■ Work to complete: Find and copy lines holding "SYSTEM".

.....

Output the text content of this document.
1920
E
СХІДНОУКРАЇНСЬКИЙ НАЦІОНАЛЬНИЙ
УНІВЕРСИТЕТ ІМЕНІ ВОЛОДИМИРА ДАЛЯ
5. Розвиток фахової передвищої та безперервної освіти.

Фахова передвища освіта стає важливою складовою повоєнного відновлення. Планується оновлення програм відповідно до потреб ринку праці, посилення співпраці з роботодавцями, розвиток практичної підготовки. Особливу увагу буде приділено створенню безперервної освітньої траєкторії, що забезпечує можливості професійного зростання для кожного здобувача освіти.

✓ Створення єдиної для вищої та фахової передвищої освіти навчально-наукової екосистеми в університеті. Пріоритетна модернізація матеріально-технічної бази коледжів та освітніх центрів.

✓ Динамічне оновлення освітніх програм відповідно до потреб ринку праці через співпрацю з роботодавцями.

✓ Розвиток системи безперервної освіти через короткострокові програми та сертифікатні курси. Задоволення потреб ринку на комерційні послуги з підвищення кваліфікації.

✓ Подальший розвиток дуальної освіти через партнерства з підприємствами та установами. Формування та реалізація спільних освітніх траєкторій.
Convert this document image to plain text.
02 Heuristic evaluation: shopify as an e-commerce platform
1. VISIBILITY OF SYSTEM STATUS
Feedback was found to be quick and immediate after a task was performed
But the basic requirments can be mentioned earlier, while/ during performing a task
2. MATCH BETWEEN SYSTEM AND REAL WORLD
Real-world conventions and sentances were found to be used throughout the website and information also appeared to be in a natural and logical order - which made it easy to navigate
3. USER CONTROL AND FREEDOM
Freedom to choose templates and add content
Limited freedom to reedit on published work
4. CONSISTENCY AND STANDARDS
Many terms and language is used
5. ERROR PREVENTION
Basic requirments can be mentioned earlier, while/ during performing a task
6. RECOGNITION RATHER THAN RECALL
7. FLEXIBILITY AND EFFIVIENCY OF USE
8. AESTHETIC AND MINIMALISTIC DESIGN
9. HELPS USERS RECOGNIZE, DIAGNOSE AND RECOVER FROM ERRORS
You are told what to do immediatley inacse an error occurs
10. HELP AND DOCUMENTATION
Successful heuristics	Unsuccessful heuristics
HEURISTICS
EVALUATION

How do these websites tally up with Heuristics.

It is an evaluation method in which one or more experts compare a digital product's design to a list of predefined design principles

.....

■ Result:
1. VISIBILITY OF SYSTEM STATUS
2. MATCH BETWEEN SYSTEM AND REAL WORLD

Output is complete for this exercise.